SUPPLIED RECORDS:
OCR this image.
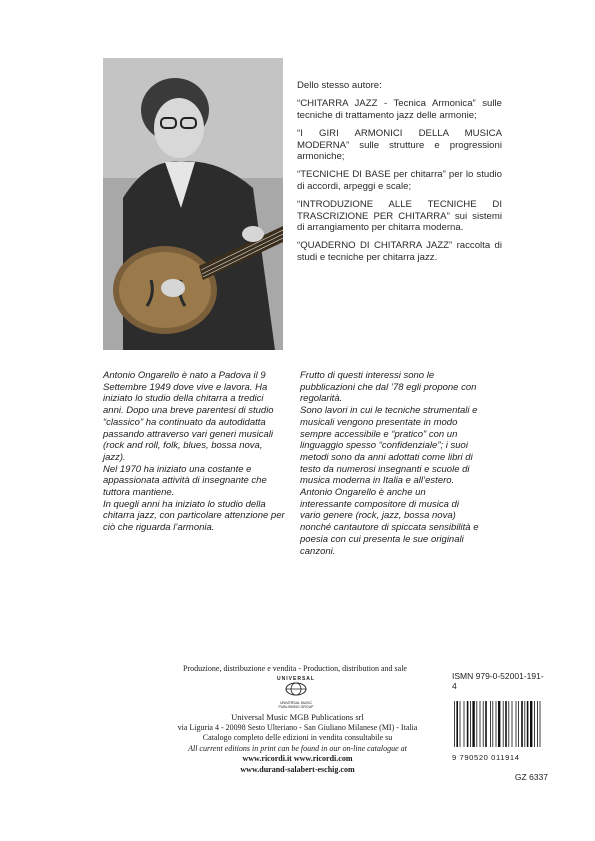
Dello stesso autore:
“CHITARRA JAZZ - Tecnica Armonica” sulle tecniche di trattamento jazz delle armonie;
“I GIRI ARMONICI DELLA MUSICA MODERNA” sulle strutture e progressioni armoniche;
“TECNICHE DI BASE per chitarra” per lo studio di accordi, arpeggi e scale;
“INTRODUZIONE ALLE TECNICHE DI TRASCRIZIONE PER CHITARRA” sui sistemi di arrangiamento per chitarra moderna.
“QUADERNO DI CHITARRA JAZZ” raccolta di studi e tecniche per chitarra jazz.

Antonio Ongarello è nato a Padova il 9 Settembre 1949 dove vive e lavora. Ha iniziato lo studio della chitarra a tredici anni. Dopo una breve parentesi di studio “classico” ha continuato da autodidatta passando attraverso vari generi musicali (rock and roll, folk, blues, bossa nova, jazz).

Nel 1970 ha iniziato una costante e appassionata attività di insegnante che tuttora mantiene.

In quegli anni ha iniziato lo studio della chitarra jazz, con particolare attenzione per ciò che riguarda l’armonia.

Frutto di questi interessi sono le pubblicazioni che dal ’78 egli propone con regolarità.

Sono lavori in cui le tecniche strumentali e musicali vengono presentate in modo sempre accessibile e “pratico” con un linguaggio spesso “confidenziale”; i suoi metodi sono da anni adottati come libri di testo da numerosi insegnanti e scuole di musica moderna in Italia e all’estero.

Antonio Ongarello è anche un interessante compositore di musica di vario genere (rock, jazz, bossa nova) nonché cantautore di spiccata sensibilità e poesia con cui presenta le sue originali canzoni.

Produzione, distribuzione e vendita - Production, distribution and sale
UNIVERSAL
UNIVERSAL MUSIC
PUBLISHING GROUP
Universal Music MGB Publications srl
via Liguria 4 - 20098 Sesto Ulteriano - San Giuliano Milanese (MI) - Italia
Catalogo completo delle edizioni in vendita consultabile su
All current editions in print can be found in our on-line catalogue at
www.ricordi.it www.ricordi.com
www.durand-salabert-eschig.com
ISMN 979-0-52001-191-4
9 790520 011914
GZ 6337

GIVEN EXERCISE: Drop the images and repeat the data exactly.

ANSWER TO THE TASK:
OCR this image.
Dello stesso autore:
“CHITARRA JAZZ - Tecnica Armonica” sulle tecniche di trattamento jazz delle armonie;
“I GIRI ARMONICI DELLA MUSICA MODERNA” sulle strutture e progressioni armoniche;
“TECNICHE DI BASE per chitarra” per lo studio di accordi, arpeggi e scale;
“INTRODUZIONE ALLE TECNICHE DI TRASCRIZIONE PER CHITARRA” sui sistemi di arrangiamento per chitarra moderna.
“QUADERNO DI CHITARRA JAZZ” raccolta di studi e tecniche per chitarra jazz.

Antonio Ongarello è nato a Padova il 9 Settembre 1949 dove vive e lavora. Ha iniziato lo studio della chitarra a tredici anni. Dopo una breve parentesi di studio “classico” ha continuato da autodidatta passando attraverso vari generi musicali (rock and roll, folk, blues, bossa nova, jazz).

Nel 1970 ha iniziato una costante e appassionata attività di insegnante che tuttora mantiene.

In quegli anni ha iniziato lo studio della chitarra jazz, con particolare attenzione per ciò che riguarda l’armonia.

Frutto di questi interessi sono le pubblicazioni che dal ’78 egli propone con regolarità.

Sono lavori in cui le tecniche strumentali e musicali vengono presentate in modo sempre accessibile e “pratico” con un linguaggio spesso “confidenziale”; i suoi metodi sono da anni adottati come libri di testo da numerosi insegnanti e scuole di musica moderna in Italia e all’estero.

Antonio Ongarello è anche un interessante compositore di musica di vario genere (rock, jazz, bossa nova) nonché cantautore di spiccata sensibilità e poesia con cui presenta le sue originali canzoni.

Produzione, distribuzione e vendita - Production, distribution and sale
UNIVERSAL
UNIVERSAL MUSIC
PUBLISHING GROUP
Universal Music MGB Publications srl
via Liguria 4 - 20098 Sesto Ulteriano - San Giuliano Milanese (MI) - Italia
Catalogo completo delle edizioni in vendita consultabile su
All current editions in print can be found in our on-line catalogue at
www.ricordi.it www.ricordi.com
www.durand-salabert-eschig.com
ISMN 979-0-52001-191-4
9 790520 011914
GZ 6337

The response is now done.